Dataset records

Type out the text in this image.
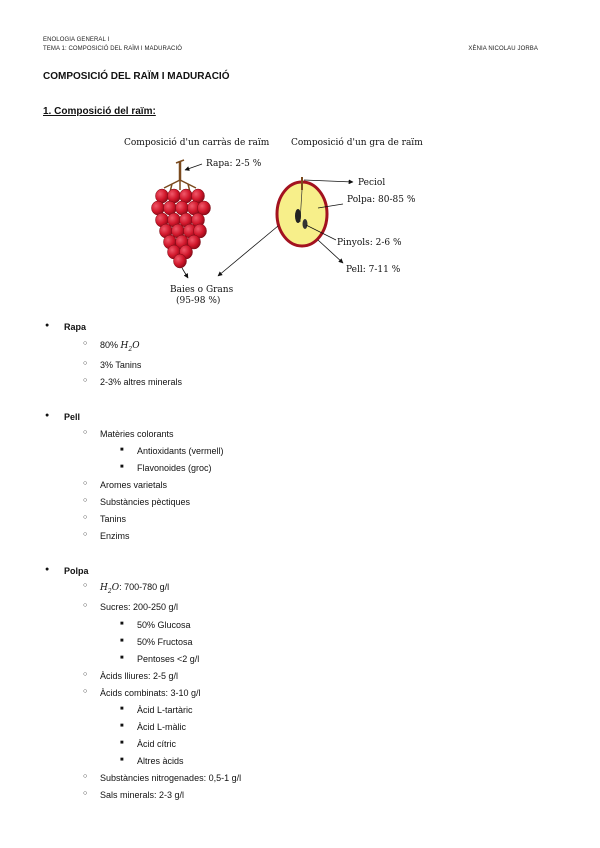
ENOLOGIA GENERAL I
TEMA 1: COMPOSICIÓ DEL RAÏM I MADURACIÓ	XÈNIA NICOLAU JORBA
COMPOSICIÓ DEL RAÏM I MADURACIÓ
1. Composició del raïm:
Composició d'un carràs de raïm Composició d'un gra de raïm
Rapa: 2-5 %
Baies o Grans
(95-98 %)
Peciol
Polpa: 80-85 %
Pinyols: 2-6 %
Pell: 7-11 %
● Rapa
○ 80% $H_2O$
○ 3% Tanins
○ 2-3% altres minerals
● Pell
○ Matèries colorants
■ Antioxidants (vermell)
■ Flavonoides (groc)
○ Aromes varietals
○ Substàncies pèctiques
○ Tanins
○ Enzims
● Polpa
○ $H_2O$: 700-780 g/l
○ Sucres: 200-250 g/l
■ 50% Glucosa
■ 50% Fructosa
■ Pentoses <2 g/l
○ Àcids lliures: 2-5 g/l
○ Àcids combinats: 3-10 g/l
■ Àcid L-tartàric
■ Àcid L-màlic
■ Àcid cítric
■ Altres àcids
○ Substàncies nitrogenades: 0,5-1 g/l
○ Sals minerals: 2-3 g/l
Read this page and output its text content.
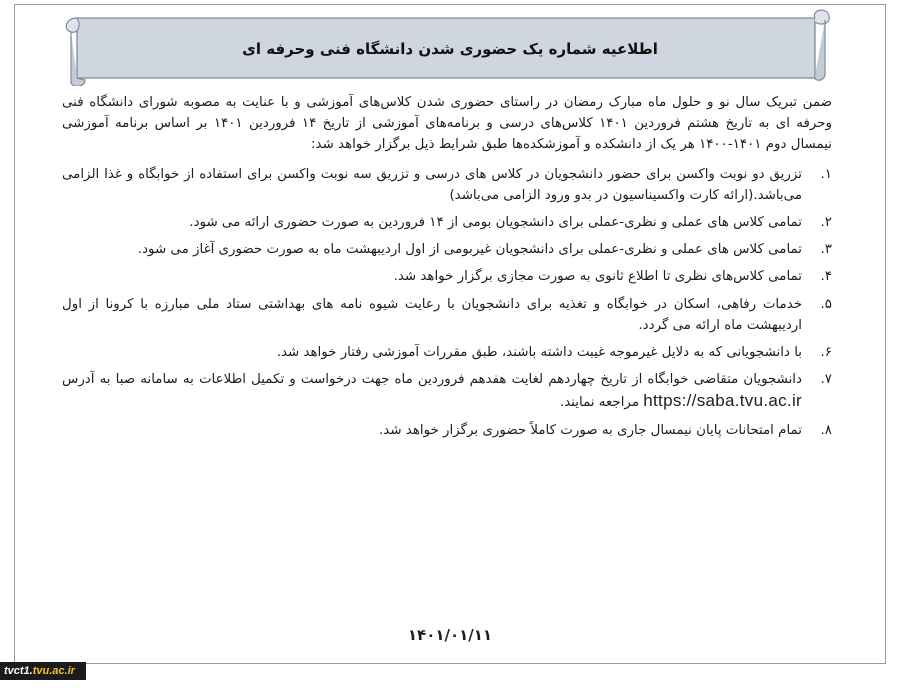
اطلاعیه شماره یک حضوری شدن دانشگاه فنی وحرفه ای

ضمن تبریک سال نو و حلول ماه مبارک رمضان در راستای حضوری شدن کلاس‌های آموزشی و با عنایت به مصوبه شورای دانشگاه فنی وحرفه ای به تاریخ هشتم فروردین ۱۴۰۱ کلاس‌های درسی و برنامه‌های آموزشی از تاریخ ۱۴ فروردین ۱۴۰۱ بر اساس برنامه آموزشی نیمسال دوم ۱۴۰۱-۱۴۰۰ هر یک از دانشکده و آموزشکده‌ها طبق شرایط ذیل برگزار خواهد شد:

۱.
تزریق دو نوبت واکسن برای حضور دانشجویان در کلاس های درسی و تزریق سه نوبت واکسن برای استفاده از خوابگاه و غذا الزامی می‌باشد.(ارائه کارت واکسیناسیون در بدو ورود الزامی می‌باشد)
۲.
تمامی کلاس های عملی و نظری-عملی برای دانشجویان بومی از ۱۴ فروردین به صورت حضوری ارائه می شود.
۳.
تمامی کلاس های عملی و نظری-عملی برای دانشجویان غیربومی از اول اردیبهشت ماه به صورت حضوری آغاز می شود.
۴.
تمامی کلاس‌های نظری تا اطلاع ثانوی به صورت مجازی برگزار خواهد شد.
۵.
خدمات رفاهی، اسکان در خوابگاه و تغذیه برای دانشجویان با رعایت شیوه نامه های بهداشتی ستاد ملی مبارزه با کرونا از اول اردیبهشت ماه ارائه می گردد.
۶.
با دانشجویانی که به دلایل غیرموجه غیبت داشته باشند، طبق مقررات آموزشی رفتار خواهد شد.
۷.
دانشجویان متقاضی خوابگاه از تاریخ چهاردهم لغایت هفدهم فروردین ماه جهت درخواست و تکمیل اطلاعات به سامانه صبا به آدرس https://saba.tvu.ac.ir مراجعه نمایند.
۸.
تمام امتحانات پایان نیمسال جاری به صورت کاملاً حضوری برگزار خواهد شد.
۱۴۰۱/۰۱/۱۱
tvct1.tvu.ac.ir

Brief = Transcribe each entry precisely as given, leaving the pictures out.

Correct response =
Type out the text in this image.
ENOLOGIA GENERAL I
TEMA 1: COMPOSICIÓ DEL RAÏM I MADURACIÓ	XÈNIA NICOLAU JORBA
COMPOSICIÓ DEL RAÏM I MADURACIÓ
1. Composició del raïm:
Composició d'un carràs de raïm Composició d'un gra de raïm
Rapa: 2-5 %
Baies o Grans
(95-98 %)
Peciol
Polpa: 80-85 %
Pinyols: 2-6 %
Pell: 7-11 %
● Rapa
○ 80% $H_2O$
○ 3% Tanins
○ 2-3% altres minerals
● Pell
○ Matèries colorants
■ Antioxidants (vermell)
■ Flavonoides (groc)
○ Aromes varietals
○ Substàncies pèctiques
○ Tanins
○ Enzims
● Polpa
○ $H_2O$: 700-780 g/l
○ Sucres: 200-250 g/l
■ 50% Glucosa
■ 50% Fructosa
■ Pentoses <2 g/l
○ Àcids lliures: 2-5 g/l
○ Àcids combinats: 3-10 g/l
■ Àcid L-tartàric
■ Àcid L-màlic
■ Àcid cítric
■ Altres àcids
○ Substàncies nitrogenades: 0,5-1 g/l
○ Sals minerals: 2-3 g/l
Read this page and output its text content.
اطلاعیه شماره یک حضوری شدن دانشگاه فنی وحرفه ای

ضمن تبریک سال نو و حلول ماه مبارک رمضان در راستای حضوری شدن کلاس‌های آموزشی و با عنایت به مصوبه شورای دانشگاه فنی وحرفه ای به تاریخ هشتم فروردین ۱۴۰۱ کلاس‌های درسی و برنامه‌های آموزشی از تاریخ ۱۴ فروردین ۱۴۰۱ بر اساس برنامه آموزشی نیمسال دوم ۱۴۰۱-۱۴۰۰ هر یک از دانشکده و آموزشکده‌ها طبق شرایط ذیل برگزار خواهد شد:

۱.
تزریق دو نوبت واکسن برای حضور دانشجویان در کلاس های درسی و تزریق سه نوبت واکسن برای استفاده از خوابگاه و غذا الزامی می‌باشد.(ارائه کارت واکسیناسیون در بدو ورود الزامی می‌باشد)
۲.
تمامی کلاس های عملی و نظری-عملی برای دانشجویان بومی از ۱۴ فروردین به صورت حضوری ارائه می شود.
۳.
تمامی کلاس های عملی و نظری-عملی برای دانشجویان غیربومی از اول اردیبهشت ماه به صورت حضوری آغاز می شود.
۴.
تمامی کلاس‌های نظری تا اطلاع ثانوی به صورت مجازی برگزار خواهد شد.
۵.
خدمات رفاهی، اسکان در خوابگاه و تغذیه برای دانشجویان با رعایت شیوه نامه های بهداشتی ستاد ملی مبارزه با کرونا از اول اردیبهشت ماه ارائه می گردد.
۶.
با دانشجویانی که به دلایل غیرموجه غیبت داشته باشند، طبق مقررات آموزشی رفتار خواهد شد.
۷.
دانشجویان متقاضی خوابگاه از تاریخ چهاردهم لغایت هفدهم فروردین ماه جهت درخواست و تکمیل اطلاعات به سامانه صبا به آدرس https://saba.tvu.ac.ir مراجعه نمایند.
۸.
تمام امتحانات پایان نیمسال جاری به صورت کاملاً حضوری برگزار خواهد شد.
۱۴۰۱/۰۱/۱۱
tvct1.tvu.ac.ir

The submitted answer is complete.